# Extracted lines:
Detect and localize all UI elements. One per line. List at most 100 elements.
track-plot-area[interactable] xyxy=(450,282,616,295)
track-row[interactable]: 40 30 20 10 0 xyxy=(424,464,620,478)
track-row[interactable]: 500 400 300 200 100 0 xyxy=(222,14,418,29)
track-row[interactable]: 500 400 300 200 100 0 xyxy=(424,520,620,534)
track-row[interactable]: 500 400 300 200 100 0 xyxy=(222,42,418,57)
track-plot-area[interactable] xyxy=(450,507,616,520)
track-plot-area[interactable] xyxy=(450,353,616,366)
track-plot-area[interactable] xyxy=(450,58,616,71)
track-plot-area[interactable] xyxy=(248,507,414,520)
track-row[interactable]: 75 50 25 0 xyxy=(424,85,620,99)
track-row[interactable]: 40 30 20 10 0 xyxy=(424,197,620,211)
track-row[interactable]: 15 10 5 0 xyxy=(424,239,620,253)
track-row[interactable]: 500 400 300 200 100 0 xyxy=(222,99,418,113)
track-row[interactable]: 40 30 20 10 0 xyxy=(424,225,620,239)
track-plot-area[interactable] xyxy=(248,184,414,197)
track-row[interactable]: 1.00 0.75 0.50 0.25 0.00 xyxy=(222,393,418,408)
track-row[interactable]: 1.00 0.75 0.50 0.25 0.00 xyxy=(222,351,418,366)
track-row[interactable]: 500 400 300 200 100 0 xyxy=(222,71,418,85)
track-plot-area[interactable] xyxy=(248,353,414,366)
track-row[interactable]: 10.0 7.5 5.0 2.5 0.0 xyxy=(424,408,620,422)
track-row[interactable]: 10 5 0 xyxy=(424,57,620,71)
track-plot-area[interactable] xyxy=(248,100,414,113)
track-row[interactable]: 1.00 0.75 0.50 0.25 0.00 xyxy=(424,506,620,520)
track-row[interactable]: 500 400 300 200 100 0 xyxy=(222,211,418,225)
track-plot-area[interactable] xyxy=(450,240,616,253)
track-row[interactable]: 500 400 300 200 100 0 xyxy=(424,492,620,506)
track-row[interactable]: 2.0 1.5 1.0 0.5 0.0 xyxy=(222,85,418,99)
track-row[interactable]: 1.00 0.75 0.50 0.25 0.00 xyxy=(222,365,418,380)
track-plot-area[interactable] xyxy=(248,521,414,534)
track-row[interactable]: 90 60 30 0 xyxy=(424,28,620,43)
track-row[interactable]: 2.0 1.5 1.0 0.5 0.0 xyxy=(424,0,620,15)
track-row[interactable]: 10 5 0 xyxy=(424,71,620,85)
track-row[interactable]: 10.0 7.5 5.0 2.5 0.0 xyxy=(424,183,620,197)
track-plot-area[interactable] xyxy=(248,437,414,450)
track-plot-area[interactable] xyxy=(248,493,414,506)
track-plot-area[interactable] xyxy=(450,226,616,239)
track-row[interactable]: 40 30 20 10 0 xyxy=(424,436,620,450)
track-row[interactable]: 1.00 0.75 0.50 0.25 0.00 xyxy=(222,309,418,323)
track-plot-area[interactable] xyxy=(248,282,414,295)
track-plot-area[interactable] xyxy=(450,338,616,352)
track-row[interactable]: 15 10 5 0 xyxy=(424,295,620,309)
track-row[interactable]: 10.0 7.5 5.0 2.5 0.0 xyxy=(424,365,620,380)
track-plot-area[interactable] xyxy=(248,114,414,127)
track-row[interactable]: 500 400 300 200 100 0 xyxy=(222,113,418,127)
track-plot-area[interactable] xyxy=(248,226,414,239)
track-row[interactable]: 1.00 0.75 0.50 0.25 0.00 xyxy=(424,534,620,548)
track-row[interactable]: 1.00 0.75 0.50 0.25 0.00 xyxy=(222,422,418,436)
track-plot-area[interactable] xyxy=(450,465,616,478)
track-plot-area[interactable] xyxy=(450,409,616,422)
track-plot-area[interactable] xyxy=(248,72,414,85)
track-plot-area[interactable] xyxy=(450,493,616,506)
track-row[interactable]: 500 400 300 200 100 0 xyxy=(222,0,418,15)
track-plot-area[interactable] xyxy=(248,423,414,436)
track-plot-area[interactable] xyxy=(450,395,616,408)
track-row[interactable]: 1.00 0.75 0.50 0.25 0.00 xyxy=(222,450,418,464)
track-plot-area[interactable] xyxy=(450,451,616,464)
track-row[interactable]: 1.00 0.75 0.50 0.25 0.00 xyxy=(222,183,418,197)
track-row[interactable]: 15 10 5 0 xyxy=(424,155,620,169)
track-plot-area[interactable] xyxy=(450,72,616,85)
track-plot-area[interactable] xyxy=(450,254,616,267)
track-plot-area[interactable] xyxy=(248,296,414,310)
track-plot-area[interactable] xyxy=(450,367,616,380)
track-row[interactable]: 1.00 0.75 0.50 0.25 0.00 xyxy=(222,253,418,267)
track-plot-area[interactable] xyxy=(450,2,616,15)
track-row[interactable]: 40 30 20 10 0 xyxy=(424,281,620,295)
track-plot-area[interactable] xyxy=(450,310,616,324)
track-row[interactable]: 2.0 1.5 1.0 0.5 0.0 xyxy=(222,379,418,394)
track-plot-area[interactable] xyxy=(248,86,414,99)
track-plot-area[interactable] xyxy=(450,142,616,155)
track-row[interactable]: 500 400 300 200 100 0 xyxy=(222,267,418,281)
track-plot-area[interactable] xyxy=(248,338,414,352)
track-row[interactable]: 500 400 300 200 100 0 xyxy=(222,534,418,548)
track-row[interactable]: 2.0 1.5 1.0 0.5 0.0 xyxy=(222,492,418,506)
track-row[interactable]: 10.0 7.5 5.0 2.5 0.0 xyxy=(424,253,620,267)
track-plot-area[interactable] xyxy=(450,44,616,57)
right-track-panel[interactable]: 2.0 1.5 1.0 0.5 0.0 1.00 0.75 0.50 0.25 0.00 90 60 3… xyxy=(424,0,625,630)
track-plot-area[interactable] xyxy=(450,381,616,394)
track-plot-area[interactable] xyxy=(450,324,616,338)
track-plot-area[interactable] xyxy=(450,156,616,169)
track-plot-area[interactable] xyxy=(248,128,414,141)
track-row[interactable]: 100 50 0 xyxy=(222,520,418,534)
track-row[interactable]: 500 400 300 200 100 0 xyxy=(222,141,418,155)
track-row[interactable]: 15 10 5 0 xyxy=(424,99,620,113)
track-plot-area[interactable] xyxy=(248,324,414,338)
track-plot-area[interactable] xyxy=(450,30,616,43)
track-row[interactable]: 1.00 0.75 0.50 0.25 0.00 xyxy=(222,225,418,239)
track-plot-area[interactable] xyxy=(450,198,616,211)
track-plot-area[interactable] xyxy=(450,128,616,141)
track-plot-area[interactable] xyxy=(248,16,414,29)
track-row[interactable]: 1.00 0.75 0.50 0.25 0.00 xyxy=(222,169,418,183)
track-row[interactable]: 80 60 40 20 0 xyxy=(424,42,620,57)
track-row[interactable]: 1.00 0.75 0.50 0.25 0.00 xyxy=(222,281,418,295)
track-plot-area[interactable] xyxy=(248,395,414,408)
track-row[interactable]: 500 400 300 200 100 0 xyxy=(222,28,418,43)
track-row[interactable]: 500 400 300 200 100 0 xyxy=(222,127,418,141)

# YOUR GOAL:
Reproduce every one of the lines above without changing a character.

# SOLVED PROBLEM:
Detect and localize all UI elements. One per line. List at most 100 elements.
track-plot-area[interactable] xyxy=(450,282,616,295)
track-row[interactable]: 40 30 20 10 0 xyxy=(424,464,620,478)
track-row[interactable]: 500 400 300 200 100 0 xyxy=(222,14,418,29)
track-row[interactable]: 500 400 300 200 100 0 xyxy=(424,520,620,534)
track-row[interactable]: 500 400 300 200 100 0 xyxy=(222,42,418,57)
track-plot-area[interactable] xyxy=(450,507,616,520)
track-plot-area[interactable] xyxy=(450,353,616,366)
track-plot-area[interactable] xyxy=(450,58,616,71)
track-plot-area[interactable] xyxy=(248,507,414,520)
track-row[interactable]: 75 50 25 0 xyxy=(424,85,620,99)
track-row[interactable]: 40 30 20 10 0 xyxy=(424,197,620,211)
track-row[interactable]: 15 10 5 0 xyxy=(424,239,620,253)
track-row[interactable]: 500 400 300 200 100 0 xyxy=(222,99,418,113)
track-row[interactable]: 40 30 20 10 0 xyxy=(424,225,620,239)
track-plot-area[interactable] xyxy=(248,184,414,197)
track-row[interactable]: 1.00 0.75 0.50 0.25 0.00 xyxy=(222,393,418,408)
track-row[interactable]: 1.00 0.75 0.50 0.25 0.00 xyxy=(222,351,418,366)
track-row[interactable]: 500 400 300 200 100 0 xyxy=(222,71,418,85)
track-plot-area[interactable] xyxy=(248,353,414,366)
track-row[interactable]: 10.0 7.5 5.0 2.5 0.0 xyxy=(424,408,620,422)
track-row[interactable]: 10 5 0 xyxy=(424,57,620,71)
track-plot-area[interactable] xyxy=(248,100,414,113)
track-row[interactable]: 1.00 0.75 0.50 0.25 0.00 xyxy=(424,506,620,520)
track-row[interactable]: 500 400 300 200 100 0 xyxy=(222,211,418,225)
track-plot-area[interactable] xyxy=(450,240,616,253)
track-row[interactable]: 500 400 300 200 100 0 xyxy=(424,492,620,506)
track-row[interactable]: 2.0 1.5 1.0 0.5 0.0 xyxy=(222,85,418,99)
track-row[interactable]: 1.00 0.75 0.50 0.25 0.00 xyxy=(222,365,418,380)
track-plot-area[interactable] xyxy=(248,521,414,534)
track-row[interactable]: 90 60 30 0 xyxy=(424,28,620,43)
track-row[interactable]: 2.0 1.5 1.0 0.5 0.0 xyxy=(424,0,620,15)
track-row[interactable]: 10 5 0 xyxy=(424,71,620,85)
track-row[interactable]: 10.0 7.5 5.0 2.5 0.0 xyxy=(424,183,620,197)
track-plot-area[interactable] xyxy=(248,437,414,450)
track-plot-area[interactable] xyxy=(248,493,414,506)
track-plot-area[interactable] xyxy=(450,226,616,239)
track-row[interactable]: 40 30 20 10 0 xyxy=(424,436,620,450)
track-row[interactable]: 1.00 0.75 0.50 0.25 0.00 xyxy=(222,309,418,323)
track-plot-area[interactable] xyxy=(248,282,414,295)
track-plot-area[interactable] xyxy=(450,338,616,352)
track-row[interactable]: 15 10 5 0 xyxy=(424,295,620,309)
track-row[interactable]: 10.0 7.5 5.0 2.5 0.0 xyxy=(424,365,620,380)
track-plot-area[interactable] xyxy=(248,114,414,127)
track-row[interactable]: 500 400 300 200 100 0 xyxy=(222,113,418,127)
track-plot-area[interactable] xyxy=(248,226,414,239)
track-row[interactable]: 1.00 0.75 0.50 0.25 0.00 xyxy=(424,534,620,548)
track-row[interactable]: 1.00 0.75 0.50 0.25 0.00 xyxy=(222,422,418,436)
track-plot-area[interactable] xyxy=(450,465,616,478)
track-plot-area[interactable] xyxy=(450,409,616,422)
track-plot-area[interactable] xyxy=(248,72,414,85)
track-plot-area[interactable] xyxy=(450,493,616,506)
track-row[interactable]: 500 400 300 200 100 0 xyxy=(222,0,418,15)
track-plot-area[interactable] xyxy=(248,423,414,436)
track-plot-area[interactable] xyxy=(450,395,616,408)
track-row[interactable]: 1.00 0.75 0.50 0.25 0.00 xyxy=(222,450,418,464)
track-plot-area[interactable] xyxy=(450,451,616,464)
track-row[interactable]: 1.00 0.75 0.50 0.25 0.00 xyxy=(222,183,418,197)
track-row[interactable]: 15 10 5 0 xyxy=(424,155,620,169)
track-plot-area[interactable] xyxy=(450,72,616,85)
track-plot-area[interactable] xyxy=(450,254,616,267)
track-plot-area[interactable] xyxy=(248,296,414,310)
track-plot-area[interactable] xyxy=(450,367,616,380)
track-row[interactable]: 1.00 0.75 0.50 0.25 0.00 xyxy=(222,253,418,267)
track-plot-area[interactable] xyxy=(450,2,616,15)
track-row[interactable]: 40 30 20 10 0 xyxy=(424,281,620,295)
track-plot-area[interactable] xyxy=(450,310,616,324)
track-row[interactable]: 2.0 1.5 1.0 0.5 0.0 xyxy=(222,379,418,394)
track-plot-area[interactable] xyxy=(248,86,414,99)
track-plot-area[interactable] xyxy=(450,142,616,155)
track-row[interactable]: 500 400 300 200 100 0 xyxy=(222,267,418,281)
track-plot-area[interactable] xyxy=(248,338,414,352)
track-row[interactable]: 500 400 300 200 100 0 xyxy=(222,534,418,548)
track-row[interactable]: 2.0 1.5 1.0 0.5 0.0 xyxy=(222,492,418,506)
track-row[interactable]: 10.0 7.5 5.0 2.5 0.0 xyxy=(424,253,620,267)
track-plot-area[interactable] xyxy=(450,44,616,57)
right-track-panel[interactable]: 2.0 1.5 1.0 0.5 0.0 1.00 0.75 0.50 0.25 0.00 90 60 3… xyxy=(424,0,625,630)
track-plot-area[interactable] xyxy=(450,381,616,394)
track-plot-area[interactable] xyxy=(450,324,616,338)
track-plot-area[interactable] xyxy=(450,156,616,169)
track-plot-area[interactable] xyxy=(248,128,414,141)
track-row[interactable]: 100 50 0 xyxy=(222,520,418,534)
track-row[interactable]: 500 400 300 200 100 0 xyxy=(222,141,418,155)
track-row[interactable]: 15 10 5 0 xyxy=(424,99,620,113)
track-plot-area[interactable] xyxy=(248,324,414,338)
track-plot-area[interactable] xyxy=(450,30,616,43)
track-row[interactable]: 1.00 0.75 0.50 0.25 0.00 xyxy=(222,225,418,239)
track-plot-area[interactable] xyxy=(450,198,616,211)
track-plot-area[interactable] xyxy=(450,128,616,141)
track-plot-area[interactable] xyxy=(248,16,414,29)
track-row[interactable]: 1.00 0.75 0.50 0.25 0.00 xyxy=(222,169,418,183)
track-row[interactable]: 80 60 40 20 0 xyxy=(424,42,620,57)
track-row[interactable]: 1.00 0.75 0.50 0.25 0.00 xyxy=(222,281,418,295)
track-plot-area[interactable] xyxy=(248,395,414,408)
track-row[interactable]: 500 400 300 200 100 0 xyxy=(222,28,418,43)
track-row[interactable]: 500 400 300 200 100 0 xyxy=(222,127,418,141)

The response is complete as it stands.